Take each line containing the word "this" and copy it.

======== Material supplied

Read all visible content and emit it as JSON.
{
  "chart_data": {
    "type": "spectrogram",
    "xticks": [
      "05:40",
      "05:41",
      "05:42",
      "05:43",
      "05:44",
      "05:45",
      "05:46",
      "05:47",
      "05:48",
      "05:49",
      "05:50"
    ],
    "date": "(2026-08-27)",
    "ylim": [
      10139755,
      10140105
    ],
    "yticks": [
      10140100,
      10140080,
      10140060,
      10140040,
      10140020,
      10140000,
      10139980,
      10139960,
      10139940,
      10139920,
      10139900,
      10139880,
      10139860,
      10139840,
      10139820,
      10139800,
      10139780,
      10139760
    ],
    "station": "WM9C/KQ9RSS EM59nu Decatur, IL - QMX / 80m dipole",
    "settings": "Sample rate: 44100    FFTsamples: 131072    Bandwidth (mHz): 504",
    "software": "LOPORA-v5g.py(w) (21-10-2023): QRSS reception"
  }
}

================
======== Material supplied

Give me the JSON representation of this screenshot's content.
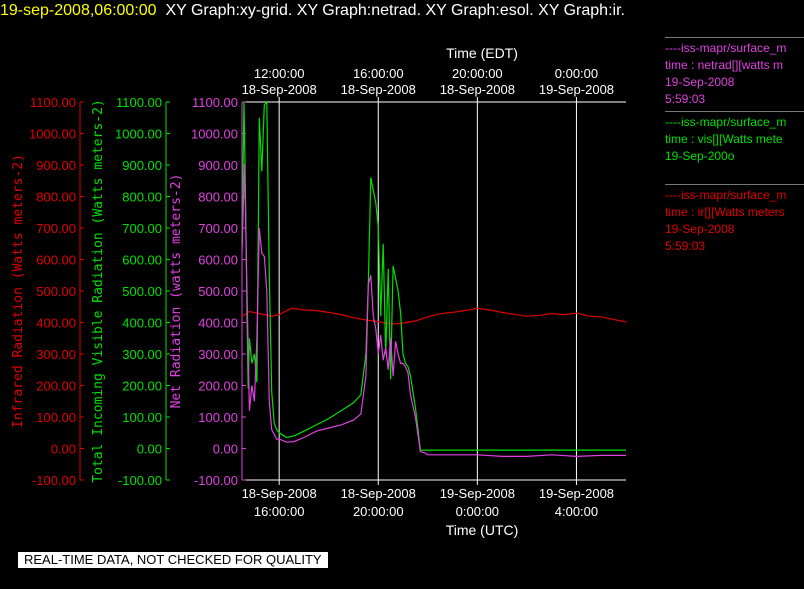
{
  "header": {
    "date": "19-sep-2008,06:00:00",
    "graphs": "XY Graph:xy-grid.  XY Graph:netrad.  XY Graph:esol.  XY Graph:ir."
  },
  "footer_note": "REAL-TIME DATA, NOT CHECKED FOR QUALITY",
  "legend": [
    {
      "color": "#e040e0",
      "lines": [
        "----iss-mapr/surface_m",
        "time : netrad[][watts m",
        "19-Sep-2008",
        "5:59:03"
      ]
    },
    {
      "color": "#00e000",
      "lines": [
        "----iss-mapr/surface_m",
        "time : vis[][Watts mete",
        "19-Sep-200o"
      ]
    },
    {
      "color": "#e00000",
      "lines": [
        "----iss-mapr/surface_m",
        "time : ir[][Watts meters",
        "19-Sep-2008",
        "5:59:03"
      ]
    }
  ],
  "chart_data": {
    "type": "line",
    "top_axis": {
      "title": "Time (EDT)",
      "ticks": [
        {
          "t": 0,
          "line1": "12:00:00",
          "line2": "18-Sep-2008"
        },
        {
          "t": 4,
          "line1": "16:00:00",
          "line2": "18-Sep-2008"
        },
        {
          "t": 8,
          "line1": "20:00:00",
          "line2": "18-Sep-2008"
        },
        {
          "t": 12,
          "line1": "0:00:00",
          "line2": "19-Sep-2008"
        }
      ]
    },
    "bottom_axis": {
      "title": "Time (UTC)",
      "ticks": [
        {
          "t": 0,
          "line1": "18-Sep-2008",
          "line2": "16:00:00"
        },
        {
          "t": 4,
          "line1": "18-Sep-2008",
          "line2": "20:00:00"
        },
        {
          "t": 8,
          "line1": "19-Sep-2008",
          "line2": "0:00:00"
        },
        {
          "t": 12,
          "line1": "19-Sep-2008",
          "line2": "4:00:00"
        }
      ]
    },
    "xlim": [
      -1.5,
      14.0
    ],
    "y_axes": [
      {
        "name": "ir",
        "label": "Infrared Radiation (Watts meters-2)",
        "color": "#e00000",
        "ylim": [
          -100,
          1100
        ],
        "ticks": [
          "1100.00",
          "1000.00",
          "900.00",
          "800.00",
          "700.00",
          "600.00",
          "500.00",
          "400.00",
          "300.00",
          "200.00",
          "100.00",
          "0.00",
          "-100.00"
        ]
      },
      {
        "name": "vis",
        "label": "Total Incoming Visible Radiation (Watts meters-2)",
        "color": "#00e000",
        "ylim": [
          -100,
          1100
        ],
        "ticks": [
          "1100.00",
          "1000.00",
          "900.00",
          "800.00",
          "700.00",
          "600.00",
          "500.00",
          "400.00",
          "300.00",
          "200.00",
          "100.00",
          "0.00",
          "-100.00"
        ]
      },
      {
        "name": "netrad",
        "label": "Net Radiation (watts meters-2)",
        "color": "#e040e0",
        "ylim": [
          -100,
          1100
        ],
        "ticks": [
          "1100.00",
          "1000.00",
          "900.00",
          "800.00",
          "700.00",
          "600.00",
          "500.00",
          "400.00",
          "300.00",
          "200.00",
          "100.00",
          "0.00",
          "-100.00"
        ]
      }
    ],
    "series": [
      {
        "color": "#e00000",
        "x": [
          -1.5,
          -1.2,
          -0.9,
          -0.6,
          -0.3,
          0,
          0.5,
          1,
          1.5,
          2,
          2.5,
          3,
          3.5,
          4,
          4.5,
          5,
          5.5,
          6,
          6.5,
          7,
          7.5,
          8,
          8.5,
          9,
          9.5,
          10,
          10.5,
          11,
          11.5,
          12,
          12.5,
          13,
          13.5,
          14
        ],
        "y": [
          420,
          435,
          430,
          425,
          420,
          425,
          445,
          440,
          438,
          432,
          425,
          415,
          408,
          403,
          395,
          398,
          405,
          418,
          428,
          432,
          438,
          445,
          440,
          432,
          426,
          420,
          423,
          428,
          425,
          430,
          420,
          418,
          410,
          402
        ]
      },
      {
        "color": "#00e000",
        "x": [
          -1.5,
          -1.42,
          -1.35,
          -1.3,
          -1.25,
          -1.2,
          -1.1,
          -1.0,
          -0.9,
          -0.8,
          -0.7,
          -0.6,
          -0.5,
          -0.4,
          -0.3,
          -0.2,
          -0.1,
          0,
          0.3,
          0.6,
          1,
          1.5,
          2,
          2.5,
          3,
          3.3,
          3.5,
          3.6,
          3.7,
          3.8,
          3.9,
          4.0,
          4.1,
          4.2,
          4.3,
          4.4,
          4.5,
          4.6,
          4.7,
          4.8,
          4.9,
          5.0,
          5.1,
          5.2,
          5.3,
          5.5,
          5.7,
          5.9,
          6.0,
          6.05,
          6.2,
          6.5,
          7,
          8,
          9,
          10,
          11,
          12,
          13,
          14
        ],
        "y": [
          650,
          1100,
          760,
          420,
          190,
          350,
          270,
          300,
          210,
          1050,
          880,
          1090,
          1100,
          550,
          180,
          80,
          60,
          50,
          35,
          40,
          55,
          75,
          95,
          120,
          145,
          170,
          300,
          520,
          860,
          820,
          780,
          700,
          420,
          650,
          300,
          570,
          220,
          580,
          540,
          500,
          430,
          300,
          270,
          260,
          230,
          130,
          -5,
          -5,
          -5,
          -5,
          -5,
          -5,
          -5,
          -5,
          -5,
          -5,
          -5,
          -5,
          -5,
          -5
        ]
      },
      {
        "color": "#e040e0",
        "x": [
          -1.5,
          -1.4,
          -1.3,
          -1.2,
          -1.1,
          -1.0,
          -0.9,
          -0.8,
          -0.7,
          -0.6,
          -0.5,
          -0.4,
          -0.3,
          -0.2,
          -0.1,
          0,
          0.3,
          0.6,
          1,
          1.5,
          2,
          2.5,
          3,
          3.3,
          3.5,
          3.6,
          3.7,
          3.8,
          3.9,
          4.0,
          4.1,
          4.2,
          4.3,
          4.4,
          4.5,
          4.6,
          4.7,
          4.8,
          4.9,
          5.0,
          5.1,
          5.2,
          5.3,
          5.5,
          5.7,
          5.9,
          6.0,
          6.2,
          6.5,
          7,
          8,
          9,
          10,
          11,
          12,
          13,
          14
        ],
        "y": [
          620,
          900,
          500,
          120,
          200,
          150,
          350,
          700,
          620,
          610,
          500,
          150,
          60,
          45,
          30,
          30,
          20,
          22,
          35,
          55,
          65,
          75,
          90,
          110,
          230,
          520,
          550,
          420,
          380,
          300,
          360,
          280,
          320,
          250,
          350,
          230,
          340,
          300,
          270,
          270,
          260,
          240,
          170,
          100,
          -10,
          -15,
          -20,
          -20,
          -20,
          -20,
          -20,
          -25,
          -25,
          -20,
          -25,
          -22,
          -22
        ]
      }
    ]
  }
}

================
======== Material supplied

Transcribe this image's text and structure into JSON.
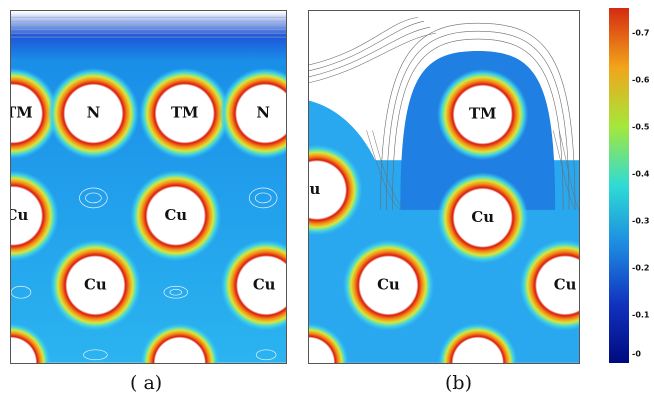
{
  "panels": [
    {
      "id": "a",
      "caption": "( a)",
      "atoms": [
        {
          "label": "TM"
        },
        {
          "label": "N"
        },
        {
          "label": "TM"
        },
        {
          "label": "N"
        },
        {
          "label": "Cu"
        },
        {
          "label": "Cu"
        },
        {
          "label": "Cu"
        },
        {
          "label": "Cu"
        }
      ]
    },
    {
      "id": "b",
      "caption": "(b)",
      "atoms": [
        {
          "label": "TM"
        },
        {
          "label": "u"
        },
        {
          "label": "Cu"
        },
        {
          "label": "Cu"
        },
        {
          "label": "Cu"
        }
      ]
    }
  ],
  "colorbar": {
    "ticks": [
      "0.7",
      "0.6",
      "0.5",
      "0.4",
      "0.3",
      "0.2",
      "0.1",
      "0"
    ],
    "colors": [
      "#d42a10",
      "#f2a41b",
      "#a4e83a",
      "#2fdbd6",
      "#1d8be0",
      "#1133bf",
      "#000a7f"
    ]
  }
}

================

● The output:
Give me the JSON representation of this screenshot's content.
Transcribe this image's text and structure into JSON.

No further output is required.